>>

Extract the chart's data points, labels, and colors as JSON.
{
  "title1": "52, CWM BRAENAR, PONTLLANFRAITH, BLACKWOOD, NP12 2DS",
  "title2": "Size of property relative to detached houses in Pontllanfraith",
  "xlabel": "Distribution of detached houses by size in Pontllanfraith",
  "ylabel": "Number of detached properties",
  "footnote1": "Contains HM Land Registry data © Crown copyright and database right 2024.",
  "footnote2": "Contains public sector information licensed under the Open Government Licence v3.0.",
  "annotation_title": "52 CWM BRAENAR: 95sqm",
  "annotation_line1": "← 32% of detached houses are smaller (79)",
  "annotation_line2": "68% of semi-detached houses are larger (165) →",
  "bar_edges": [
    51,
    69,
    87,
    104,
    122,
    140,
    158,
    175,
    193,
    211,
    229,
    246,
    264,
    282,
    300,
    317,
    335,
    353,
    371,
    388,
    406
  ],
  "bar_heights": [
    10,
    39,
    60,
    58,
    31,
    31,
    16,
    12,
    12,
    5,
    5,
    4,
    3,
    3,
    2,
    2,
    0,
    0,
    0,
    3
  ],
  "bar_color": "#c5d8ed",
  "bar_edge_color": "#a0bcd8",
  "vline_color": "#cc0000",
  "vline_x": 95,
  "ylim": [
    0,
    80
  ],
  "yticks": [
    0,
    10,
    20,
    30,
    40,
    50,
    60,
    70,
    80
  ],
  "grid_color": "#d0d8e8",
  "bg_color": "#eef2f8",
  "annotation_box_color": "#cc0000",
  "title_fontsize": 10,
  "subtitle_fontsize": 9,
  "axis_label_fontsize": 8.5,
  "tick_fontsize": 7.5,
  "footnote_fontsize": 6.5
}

<<

Job. Exactly reproduce every line of the data above.

Solution to this task.
Extract the chart's data points, labels, and colors as JSON.
{
  "title1": "52, CWM BRAENAR, PONTLLANFRAITH, BLACKWOOD, NP12 2DS",
  "title2": "Size of property relative to detached houses in Pontllanfraith",
  "xlabel": "Distribution of detached houses by size in Pontllanfraith",
  "ylabel": "Number of detached properties",
  "footnote1": "Contains HM Land Registry data © Crown copyright and database right 2024.",
  "footnote2": "Contains public sector information licensed under the Open Government Licence v3.0.",
  "annotation_title": "52 CWM BRAENAR: 95sqm",
  "annotation_line1": "← 32% of detached houses are smaller (79)",
  "annotation_line2": "68% of semi-detached houses are larger (165) →",
  "bar_edges": [
    51,
    69,
    87,
    104,
    122,
    140,
    158,
    175,
    193,
    211,
    229,
    246,
    264,
    282,
    300,
    317,
    335,
    353,
    371,
    388,
    406
  ],
  "bar_heights": [
    10,
    39,
    60,
    58,
    31,
    31,
    16,
    12,
    12,
    5,
    5,
    4,
    3,
    3,
    2,
    2,
    0,
    0,
    0,
    3
  ],
  "bar_color": "#c5d8ed",
  "bar_edge_color": "#a0bcd8",
  "vline_color": "#cc0000",
  "vline_x": 95,
  "ylim": [
    0,
    80
  ],
  "yticks": [
    0,
    10,
    20,
    30,
    40,
    50,
    60,
    70,
    80
  ],
  "grid_color": "#d0d8e8",
  "bg_color": "#eef2f8",
  "annotation_box_color": "#cc0000",
  "title_fontsize": 10,
  "subtitle_fontsize": 9,
  "axis_label_fontsize": 8.5,
  "tick_fontsize": 7.5,
  "footnote_fontsize": 6.5
}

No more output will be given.